> **Work to complete**
Copy all lines below containing "electrònic".

> **Given data**
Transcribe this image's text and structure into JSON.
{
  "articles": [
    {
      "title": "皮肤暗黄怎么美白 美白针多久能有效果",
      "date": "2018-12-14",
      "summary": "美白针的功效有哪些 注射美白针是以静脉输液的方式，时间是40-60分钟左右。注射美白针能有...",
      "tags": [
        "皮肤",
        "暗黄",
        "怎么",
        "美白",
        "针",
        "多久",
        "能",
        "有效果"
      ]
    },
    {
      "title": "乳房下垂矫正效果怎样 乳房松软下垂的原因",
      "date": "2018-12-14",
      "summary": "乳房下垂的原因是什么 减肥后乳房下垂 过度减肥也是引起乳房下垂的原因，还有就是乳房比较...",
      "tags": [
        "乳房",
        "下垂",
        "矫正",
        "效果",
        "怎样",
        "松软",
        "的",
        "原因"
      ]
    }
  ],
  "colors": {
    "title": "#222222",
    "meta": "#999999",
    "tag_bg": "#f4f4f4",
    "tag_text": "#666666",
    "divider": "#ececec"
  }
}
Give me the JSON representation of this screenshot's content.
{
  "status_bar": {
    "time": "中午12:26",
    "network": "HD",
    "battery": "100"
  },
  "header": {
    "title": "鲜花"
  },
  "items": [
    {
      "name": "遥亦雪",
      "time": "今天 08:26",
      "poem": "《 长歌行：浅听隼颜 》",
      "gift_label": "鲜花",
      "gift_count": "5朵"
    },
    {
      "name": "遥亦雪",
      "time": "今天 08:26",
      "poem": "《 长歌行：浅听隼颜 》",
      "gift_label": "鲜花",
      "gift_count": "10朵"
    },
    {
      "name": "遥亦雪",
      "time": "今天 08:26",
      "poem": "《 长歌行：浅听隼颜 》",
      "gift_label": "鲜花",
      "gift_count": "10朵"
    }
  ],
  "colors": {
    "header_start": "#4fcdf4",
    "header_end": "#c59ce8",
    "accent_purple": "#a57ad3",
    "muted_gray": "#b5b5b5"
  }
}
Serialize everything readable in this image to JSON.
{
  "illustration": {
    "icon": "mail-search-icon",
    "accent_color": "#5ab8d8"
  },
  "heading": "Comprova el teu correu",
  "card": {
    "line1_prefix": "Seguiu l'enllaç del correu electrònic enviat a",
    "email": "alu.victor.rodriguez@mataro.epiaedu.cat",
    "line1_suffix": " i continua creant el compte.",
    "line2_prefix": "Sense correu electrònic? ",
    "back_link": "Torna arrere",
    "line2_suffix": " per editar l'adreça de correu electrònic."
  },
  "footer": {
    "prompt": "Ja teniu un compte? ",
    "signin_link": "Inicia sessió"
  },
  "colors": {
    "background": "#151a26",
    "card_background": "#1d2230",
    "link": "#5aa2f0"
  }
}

> **Answer below**
    "line1_prefix": "Seguiu l'enllaç del correu electrònic enviat a",
    "line2_prefix": "Sense correu electrònic? ",
    "line2_suffix": " per editar l'adreça de correu electrònic."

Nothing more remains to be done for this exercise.